The problem —
Retype the records below exactly as they appear, but leave out any pictures.

Records from a data source
--- Begin ---

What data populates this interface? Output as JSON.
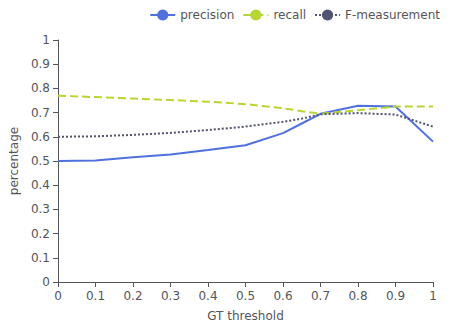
{
  "chart_data": {
    "type": "line",
    "x": [
      0.0,
      0.1,
      0.2,
      0.3,
      0.4,
      0.5,
      0.6,
      0.65,
      0.7,
      0.8,
      0.9,
      1.0
    ],
    "series": [
      {
        "name": "precision",
        "line_style": "solid",
        "values": [
          0.5,
          0.502,
          0.515,
          0.527,
          0.545,
          0.565,
          0.615,
          0.655,
          0.695,
          0.728,
          0.725,
          0.58
        ]
      },
      {
        "name": "recall",
        "line_style": "dashed",
        "values": [
          0.77,
          0.764,
          0.758,
          0.752,
          0.745,
          0.735,
          0.718,
          0.706,
          0.695,
          0.71,
          0.725,
          0.725
        ]
      },
      {
        "name": "F-measurement",
        "line_style": "dotted",
        "values": [
          0.6,
          0.602,
          0.608,
          0.616,
          0.628,
          0.642,
          0.662,
          0.675,
          0.693,
          0.698,
          0.692,
          0.642
        ]
      }
    ],
    "xlabel": "GT threshold",
    "ylabel": "percentage",
    "xlim": [
      0,
      1
    ],
    "ylim": [
      0,
      1
    ],
    "xticks": [
      0,
      0.1,
      0.2,
      0.3,
      0.4,
      0.5,
      0.6,
      0.7,
      0.8,
      0.9,
      1
    ],
    "yticks": [
      0,
      0.1,
      0.2,
      0.3,
      0.4,
      0.5,
      0.6,
      0.7,
      0.8,
      0.9,
      1
    ],
    "grid": false,
    "legend": "upper right"
  }
}
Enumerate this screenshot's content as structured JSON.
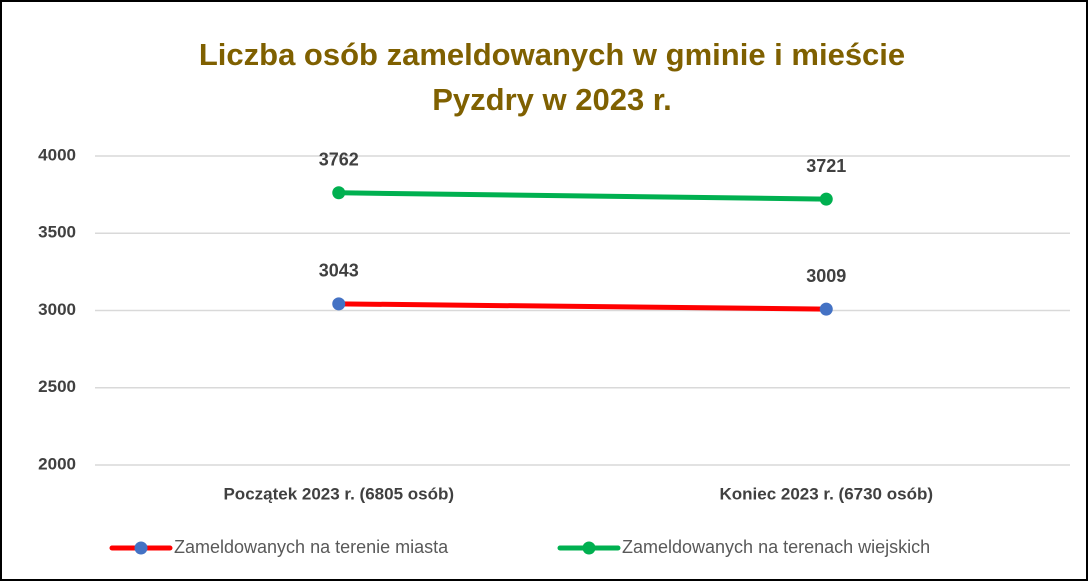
{
  "chart_data": {
    "type": "line",
    "title": [
      "Liczba osób zameldowanych w gminie i mieście",
      "Pyzdry  w 2023 r."
    ],
    "categories": [
      "Początek 2023 r. (6805 osób)",
      "Koniec 2023 r. (6730 osób)"
    ],
    "series": [
      {
        "name": "Zameldowanych na terenie miasta",
        "color": "#ff0000",
        "marker_color": "#4472c4",
        "values": [
          3043,
          3009
        ]
      },
      {
        "name": "Zameldowanych na terenach wiejskich",
        "color": "#00b050",
        "marker_color": "#00b050",
        "values": [
          3762,
          3721
        ]
      }
    ],
    "ylim": [
      2000,
      4000
    ],
    "yticks": [
      2000,
      2500,
      3000,
      3500,
      4000
    ],
    "grid": true,
    "legend": "bottom"
  }
}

--- End ---

Exercise result —
What data populates this interface? Output as JSON.
{
  "chart_data": {
    "type": "line",
    "x": [
      0.0,
      0.1,
      0.2,
      0.3,
      0.4,
      0.5,
      0.6,
      0.65,
      0.7,
      0.8,
      0.9,
      1.0
    ],
    "series": [
      {
        "name": "precision",
        "line_style": "solid",
        "values": [
          0.5,
          0.502,
          0.515,
          0.527,
          0.545,
          0.565,
          0.615,
          0.655,
          0.695,
          0.728,
          0.725,
          0.58
        ]
      },
      {
        "name": "recall",
        "line_style": "dashed",
        "values": [
          0.77,
          0.764,
          0.758,
          0.752,
          0.745,
          0.735,
          0.718,
          0.706,
          0.695,
          0.71,
          0.725,
          0.725
        ]
      },
      {
        "name": "F-measurement",
        "line_style": "dotted",
        "values": [
          0.6,
          0.602,
          0.608,
          0.616,
          0.628,
          0.642,
          0.662,
          0.675,
          0.693,
          0.698,
          0.692,
          0.642
        ]
      }
    ],
    "xlabel": "GT threshold",
    "ylabel": "percentage",
    "xlim": [
      0,
      1
    ],
    "ylim": [
      0,
      1
    ],
    "xticks": [
      0,
      0.1,
      0.2,
      0.3,
      0.4,
      0.5,
      0.6,
      0.7,
      0.8,
      0.9,
      1
    ],
    "yticks": [
      0,
      0.1,
      0.2,
      0.3,
      0.4,
      0.5,
      0.6,
      0.7,
      0.8,
      0.9,
      1
    ],
    "grid": false,
    "legend": "upper right"
  }
}
Enumerate this screenshot's content as structured JSON.
{
  "chart_data": {
    "type": "line",
    "title": [
      "Liczba osób zameldowanych w gminie i mieście",
      "Pyzdry  w 2023 r."
    ],
    "categories": [
      "Początek 2023 r. (6805 osób)",
      "Koniec 2023 r. (6730 osób)"
    ],
    "series": [
      {
        "name": "Zameldowanych na terenie miasta",
        "color": "#ff0000",
        "marker_color": "#4472c4",
        "values": [
          3043,
          3009
        ]
      },
      {
        "name": "Zameldowanych na terenach wiejskich",
        "color": "#00b050",
        "marker_color": "#00b050",
        "values": [
          3762,
          3721
        ]
      }
    ],
    "ylim": [
      2000,
      4000
    ],
    "yticks": [
      2000,
      2500,
      3000,
      3500,
      4000
    ],
    "grid": true,
    "legend": "bottom"
  }
}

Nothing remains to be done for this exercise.